§ **WHAT NEEDS TO BE DONE**: Gather all lines in the data that hold the string "Hahahaha".

§ **INFORMATION GIVEN**:
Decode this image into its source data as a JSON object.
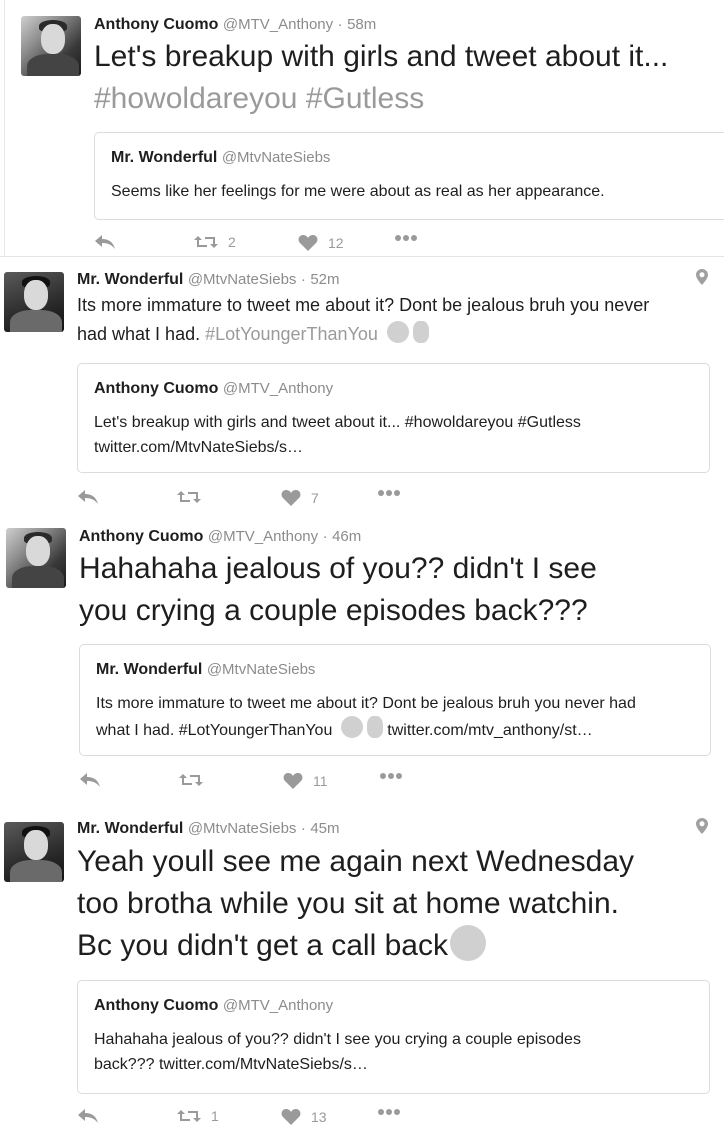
{
  "tweets": [
    {
      "name": "Anthony Cuomo",
      "handle": "@MTV_Anthony",
      "time": "58m",
      "text": "Let's breakup with girls and tweet about it...",
      "hashtags": "#howoldareyou #Gutless",
      "quote": {
        "name": "Mr. Wonderful",
        "handle": "@MtvNateSiebs",
        "text": "Seems like her feelings for me were about as real as her appearance."
      },
      "retweets": "2",
      "likes": "12"
    },
    {
      "name": "Mr. Wonderful",
      "handle": "@MtvNateSiebs",
      "time": "52m",
      "text": "Its more immature to tweet me about it? Dont be jealous bruh you never had what I had.",
      "hashtags": "#LotYoungerThanYou",
      "quote": {
        "name": "Anthony Cuomo",
        "handle": "@MTV_Anthony",
        "text_line1": "Let's breakup with girls and tweet about it... #howoldareyou #Gutless",
        "text_line2": "twitter.com/MtvNateSiebs/s…"
      },
      "retweets": "",
      "likes": "7"
    },
    {
      "name": "Anthony Cuomo",
      "handle": "@MTV_Anthony",
      "time": "46m",
      "text_line1": "Hahahaha jealous of you?? didn't I see",
      "text_line2": "you crying a couple episodes back???",
      "quote": {
        "name": "Mr. Wonderful",
        "handle": "@MtvNateSiebs",
        "text_line1": "Its more immature to tweet me about it? Dont be jealous bruh you never had",
        "text_line2a": "what I had. #LotYoungerThanYou",
        "text_line2b": "twitter.com/mtv_anthony/st…"
      },
      "retweets": "",
      "likes": "11"
    },
    {
      "name": "Mr. Wonderful",
      "handle": "@MtvNateSiebs",
      "time": "45m",
      "text_line1": "Yeah youll see me again next Wednesday",
      "text_line2": "too brotha  while you sit at home watchin.",
      "text_line3": "Bc you didn't get a call back",
      "quote": {
        "name": "Anthony Cuomo",
        "handle": "@MTV_Anthony",
        "text_line1": "Hahahaha jealous of you?? didn't I see you crying a couple episodes",
        "text_line2": "back??? twitter.com/MtvNateSiebs/s…"
      },
      "retweets": "1",
      "likes": "13"
    }
  ],
  "separator": "·",
  "icons": {
    "reply": "reply-icon",
    "retweet": "retweet-icon",
    "like": "heart-icon",
    "more": "more-icon",
    "location": "location-pin-icon",
    "emoji_clap": "clapping-hands-emoji",
    "emoji_finger": "middle-finger-emoji",
    "emoji_thinking": "thinking-face-emoji"
  },
  "colors": {
    "text": "#1e1e1e",
    "muted": "#8c8c8c",
    "hashtag": "#9a9a9a",
    "border": "#dcdcdc"
  }
}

§ **ANSWER FOR THIS EXERCISE**:
      "text_line1": "Hahahaha jealous of you?? didn't I see",
        "text_line1": "Hahahaha jealous of you?? didn't I see you crying a couple episodes",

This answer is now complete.